■ **WRITTEN TASK**:
Reproduce the lines below word for word, from the first line through the one containing "text: 中，加入 xyxy=(433,510,463,519)", and give no others.
- - - - - - -
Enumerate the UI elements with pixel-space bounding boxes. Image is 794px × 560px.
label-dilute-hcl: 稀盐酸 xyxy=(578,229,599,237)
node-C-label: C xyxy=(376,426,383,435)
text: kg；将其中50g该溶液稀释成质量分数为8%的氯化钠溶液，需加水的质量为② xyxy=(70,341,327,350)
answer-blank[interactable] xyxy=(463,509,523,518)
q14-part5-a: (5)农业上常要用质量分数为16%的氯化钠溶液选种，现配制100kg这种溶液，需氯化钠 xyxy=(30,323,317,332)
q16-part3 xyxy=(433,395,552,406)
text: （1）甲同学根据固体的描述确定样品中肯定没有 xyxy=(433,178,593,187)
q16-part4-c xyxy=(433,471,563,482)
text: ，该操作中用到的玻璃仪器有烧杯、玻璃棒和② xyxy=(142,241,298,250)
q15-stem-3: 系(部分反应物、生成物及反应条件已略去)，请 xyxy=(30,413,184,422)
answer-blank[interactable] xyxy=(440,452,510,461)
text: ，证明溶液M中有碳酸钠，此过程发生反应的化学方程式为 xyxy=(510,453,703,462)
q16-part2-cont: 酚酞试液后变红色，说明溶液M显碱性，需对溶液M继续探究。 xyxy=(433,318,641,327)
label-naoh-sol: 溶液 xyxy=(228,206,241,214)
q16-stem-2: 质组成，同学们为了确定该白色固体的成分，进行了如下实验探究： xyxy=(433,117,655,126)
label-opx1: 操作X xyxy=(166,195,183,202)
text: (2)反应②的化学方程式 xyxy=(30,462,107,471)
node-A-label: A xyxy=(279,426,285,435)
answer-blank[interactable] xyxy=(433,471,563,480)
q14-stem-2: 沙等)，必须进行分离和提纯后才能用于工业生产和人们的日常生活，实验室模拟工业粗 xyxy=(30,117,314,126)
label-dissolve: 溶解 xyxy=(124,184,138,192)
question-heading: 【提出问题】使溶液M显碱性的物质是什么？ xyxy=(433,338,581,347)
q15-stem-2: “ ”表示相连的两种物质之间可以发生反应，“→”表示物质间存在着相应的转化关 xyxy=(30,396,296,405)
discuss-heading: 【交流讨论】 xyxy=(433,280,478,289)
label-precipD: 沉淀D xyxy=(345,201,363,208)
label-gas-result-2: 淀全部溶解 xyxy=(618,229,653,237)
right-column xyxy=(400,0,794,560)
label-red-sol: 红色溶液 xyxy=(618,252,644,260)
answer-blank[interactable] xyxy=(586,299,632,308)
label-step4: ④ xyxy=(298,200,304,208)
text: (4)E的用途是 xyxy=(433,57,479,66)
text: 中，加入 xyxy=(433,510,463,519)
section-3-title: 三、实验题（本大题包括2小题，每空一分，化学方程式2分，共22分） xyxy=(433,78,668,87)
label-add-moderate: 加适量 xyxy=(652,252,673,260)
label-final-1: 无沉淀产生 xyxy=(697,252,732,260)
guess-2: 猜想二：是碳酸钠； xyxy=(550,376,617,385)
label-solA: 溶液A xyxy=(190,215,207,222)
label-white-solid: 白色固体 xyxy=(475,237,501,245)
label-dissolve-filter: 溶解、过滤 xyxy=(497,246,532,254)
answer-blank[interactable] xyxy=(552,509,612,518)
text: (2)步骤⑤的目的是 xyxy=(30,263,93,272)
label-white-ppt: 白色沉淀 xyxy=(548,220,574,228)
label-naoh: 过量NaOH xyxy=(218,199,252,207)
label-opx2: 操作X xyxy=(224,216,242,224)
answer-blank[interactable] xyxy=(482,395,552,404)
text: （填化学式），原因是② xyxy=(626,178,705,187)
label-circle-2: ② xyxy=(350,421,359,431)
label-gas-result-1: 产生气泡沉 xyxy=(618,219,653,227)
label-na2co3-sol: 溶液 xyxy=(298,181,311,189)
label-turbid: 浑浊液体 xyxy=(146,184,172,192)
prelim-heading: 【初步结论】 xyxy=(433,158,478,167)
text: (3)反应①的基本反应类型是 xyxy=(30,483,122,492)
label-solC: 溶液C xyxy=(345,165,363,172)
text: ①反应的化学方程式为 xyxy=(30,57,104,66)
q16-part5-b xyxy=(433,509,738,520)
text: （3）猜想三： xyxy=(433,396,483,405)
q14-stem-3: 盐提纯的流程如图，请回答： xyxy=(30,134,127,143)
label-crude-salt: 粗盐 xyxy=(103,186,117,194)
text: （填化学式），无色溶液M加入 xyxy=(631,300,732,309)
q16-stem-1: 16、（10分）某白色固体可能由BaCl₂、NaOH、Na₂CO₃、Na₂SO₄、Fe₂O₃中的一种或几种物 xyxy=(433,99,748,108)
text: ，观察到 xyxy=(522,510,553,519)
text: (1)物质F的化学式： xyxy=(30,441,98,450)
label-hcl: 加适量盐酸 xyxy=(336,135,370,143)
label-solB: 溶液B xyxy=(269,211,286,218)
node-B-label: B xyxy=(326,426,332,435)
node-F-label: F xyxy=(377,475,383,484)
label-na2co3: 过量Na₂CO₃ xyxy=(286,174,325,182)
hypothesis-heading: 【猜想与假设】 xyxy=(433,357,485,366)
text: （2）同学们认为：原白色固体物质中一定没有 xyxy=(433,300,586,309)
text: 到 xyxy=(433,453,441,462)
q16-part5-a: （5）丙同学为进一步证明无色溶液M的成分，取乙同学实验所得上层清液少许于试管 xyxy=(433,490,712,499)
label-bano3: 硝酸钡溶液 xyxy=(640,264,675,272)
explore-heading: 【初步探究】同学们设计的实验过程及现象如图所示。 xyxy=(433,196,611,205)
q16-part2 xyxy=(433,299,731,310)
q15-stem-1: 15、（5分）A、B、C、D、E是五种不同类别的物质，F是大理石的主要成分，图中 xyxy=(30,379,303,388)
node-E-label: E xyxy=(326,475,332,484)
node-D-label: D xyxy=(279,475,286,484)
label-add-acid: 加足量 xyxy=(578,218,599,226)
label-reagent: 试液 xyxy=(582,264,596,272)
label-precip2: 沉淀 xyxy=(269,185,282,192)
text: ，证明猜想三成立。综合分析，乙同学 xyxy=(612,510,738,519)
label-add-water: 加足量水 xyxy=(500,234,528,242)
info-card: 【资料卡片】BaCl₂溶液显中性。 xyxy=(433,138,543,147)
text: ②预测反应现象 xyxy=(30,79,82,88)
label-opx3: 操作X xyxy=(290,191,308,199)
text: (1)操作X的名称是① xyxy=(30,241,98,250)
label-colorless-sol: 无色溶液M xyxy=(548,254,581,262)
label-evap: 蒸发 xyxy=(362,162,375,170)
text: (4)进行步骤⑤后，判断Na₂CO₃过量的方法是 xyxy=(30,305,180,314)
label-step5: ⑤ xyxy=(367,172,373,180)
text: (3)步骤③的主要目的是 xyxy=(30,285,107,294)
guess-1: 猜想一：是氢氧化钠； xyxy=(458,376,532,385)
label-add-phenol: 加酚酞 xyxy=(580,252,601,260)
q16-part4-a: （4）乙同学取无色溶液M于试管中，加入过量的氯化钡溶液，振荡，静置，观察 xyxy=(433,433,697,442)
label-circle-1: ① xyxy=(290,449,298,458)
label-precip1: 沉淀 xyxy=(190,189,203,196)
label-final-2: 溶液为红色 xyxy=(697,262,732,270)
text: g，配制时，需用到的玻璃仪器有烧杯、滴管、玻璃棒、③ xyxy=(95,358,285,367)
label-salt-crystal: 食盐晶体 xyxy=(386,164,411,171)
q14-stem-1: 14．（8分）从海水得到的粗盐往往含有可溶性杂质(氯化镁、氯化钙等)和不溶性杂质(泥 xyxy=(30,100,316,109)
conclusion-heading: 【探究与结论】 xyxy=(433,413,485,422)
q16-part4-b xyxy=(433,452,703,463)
- - - - - - -
■ **RESULT**:
Enumerate the UI elements with pixel-space bounding boxes. Image is 794px × 560px.
label-dilute-hcl: 稀盐酸 xyxy=(578,229,599,237)
node-C-label: C xyxy=(376,426,383,435)
text: kg；将其中50g该溶液稀释成质量分数为8%的氯化钠溶液，需加水的质量为② xyxy=(70,341,327,350)
answer-blank[interactable] xyxy=(463,509,523,518)
q14-part5-a: (5)农业上常要用质量分数为16%的氯化钠溶液选种，现配制100kg这种溶液，需氯化钠 xyxy=(30,323,317,332)
q16-part3 xyxy=(433,395,552,406)
text: （1）甲同学根据固体的描述确定样品中肯定没有 xyxy=(433,178,593,187)
q16-part4-c xyxy=(433,471,563,482)
text: ，该操作中用到的玻璃仪器有烧杯、玻璃棒和② xyxy=(142,241,298,250)
q15-stem-3: 系(部分反应物、生成物及反应条件已略去)，请 xyxy=(30,413,184,422)
answer-blank[interactable] xyxy=(440,452,510,461)
text: ，证明溶液M中有碳酸钠，此过程发生反应的化学方程式为 xyxy=(510,453,703,462)
q16-part2-cont: 酚酞试液后变红色，说明溶液M显碱性，需对溶液M继续探究。 xyxy=(433,318,641,327)
label-naoh-sol: 溶液 xyxy=(228,206,241,214)
q16-stem-2: 质组成，同学们为了确定该白色固体的成分，进行了如下实验探究： xyxy=(433,117,655,126)
label-opx1: 操作X xyxy=(166,195,183,202)
text: (2)反应②的化学方程式 xyxy=(30,462,107,471)
node-A-label: A xyxy=(279,426,285,435)
answer-blank[interactable] xyxy=(433,471,563,480)
q14-stem-2: 沙等)，必须进行分离和提纯后才能用于工业生产和人们的日常生活，实验室模拟工业粗 xyxy=(30,117,314,126)
label-dissolve: 溶解 xyxy=(124,184,138,192)
question-heading: 【提出问题】使溶液M显碱性的物质是什么？ xyxy=(433,338,581,347)
q15-stem-2: “ ”表示相连的两种物质之间可以发生反应，“→”表示物质间存在着相应的转化关 xyxy=(30,396,296,405)
discuss-heading: 【交流讨论】 xyxy=(433,280,478,289)
label-precipD: 沉淀D xyxy=(345,201,363,208)
label-gas-result-2: 淀全部溶解 xyxy=(618,229,653,237)
right-column xyxy=(400,0,794,560)
label-red-sol: 红色溶液 xyxy=(618,252,644,260)
answer-blank[interactable] xyxy=(586,299,632,308)
label-step4: ④ xyxy=(298,200,304,208)
text: (4)E的用途是 xyxy=(433,57,479,66)
text: 中，加入 xyxy=(433,510,463,519)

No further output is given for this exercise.